======== Excerpted records
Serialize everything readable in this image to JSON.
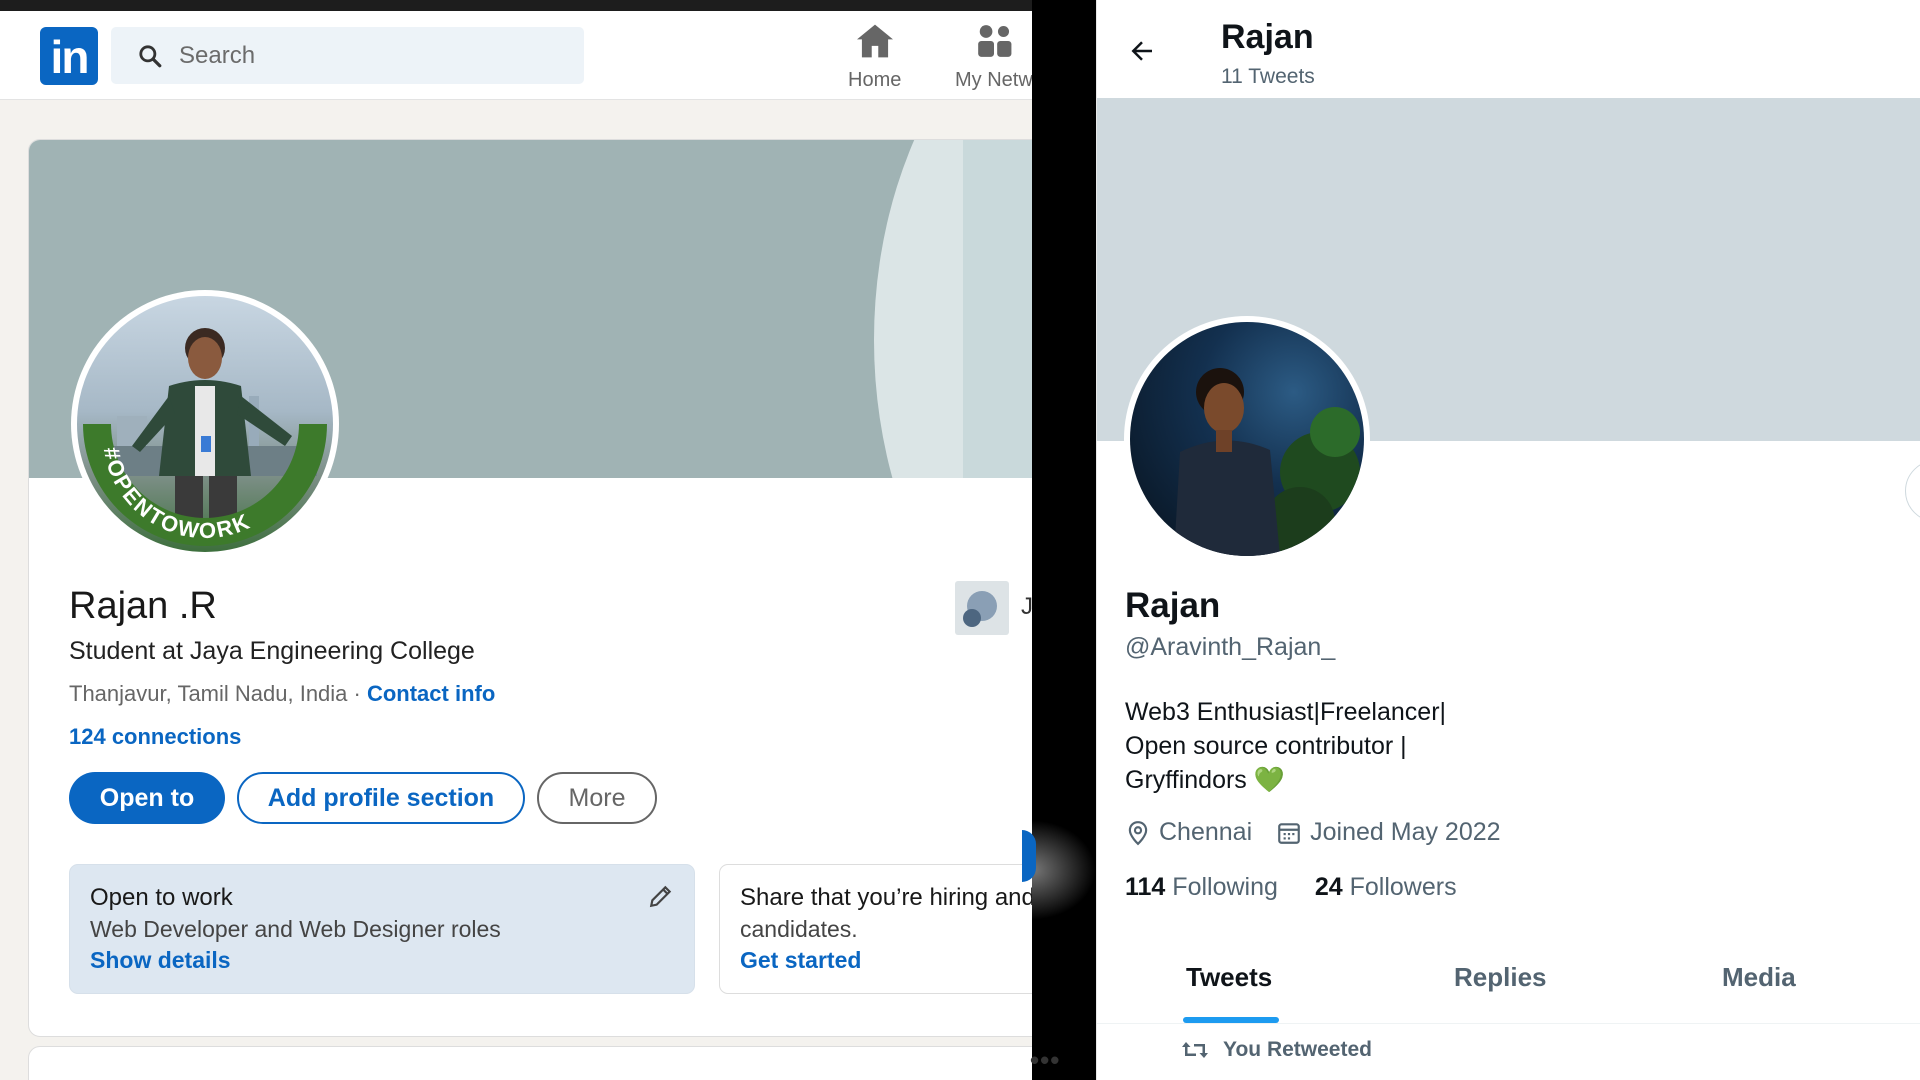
{
  "linkedin": {
    "logo": "in",
    "search": {
      "placeholder": "Search"
    },
    "nav": [
      {
        "label": "Home",
        "icon": "home-icon"
      },
      {
        "label": "My Netw",
        "icon": "network-icon"
      }
    ],
    "profile": {
      "avatar_badge": "#OPENTOWORK",
      "name": "Rajan .R",
      "headline": "Student at Jaya Engineering College",
      "location": "Thanjavur, Tamil Nadu, India · ",
      "contact_link": "Contact info",
      "connections": "124 connections",
      "experience_org_initial": "J",
      "buttons": {
        "open_to": "Open to",
        "add_section": "Add profile section",
        "more": "More"
      },
      "open_to_work": {
        "title": "Open to work",
        "roles": "Web Developer and Web Designer roles",
        "link": "Show details"
      },
      "hiring": {
        "title": "Share that you’re hiring and",
        "subtitle": "candidates.",
        "link": "Get started"
      }
    },
    "overflow": "•••",
    "colors": {
      "brand": "#0a66c2",
      "banner": "#a0b3b4",
      "open_to_work_green": "#3d7a2b"
    }
  },
  "twitter": {
    "header": {
      "title": "Rajan",
      "subtitle": "11 Tweets"
    },
    "profile": {
      "name": "Rajan",
      "handle": "@Aravinth_Rajan_",
      "bio_lines": [
        "Web3 Enthusiast|Freelancer|",
        "Open source contributor |",
        "Gryffindors"
      ],
      "bio_emoji": "💚",
      "location": "Chennai",
      "joined": "Joined May 2022",
      "following_count": "114",
      "following_label": "Following",
      "followers_count": "24",
      "followers_label": "Followers"
    },
    "tabs": [
      "Tweets",
      "Replies",
      "Media"
    ],
    "active_tab": "Tweets",
    "retweet_label": "You Retweeted",
    "colors": {
      "accent": "#1d9bf0",
      "banner": "#cfd9de"
    }
  }
}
================
Stated problem:
Show the lines from the data above that contain the string "subtitle".

The solution:
        "subtitle": "candidates.",
      "subtitle": "11 Tweets"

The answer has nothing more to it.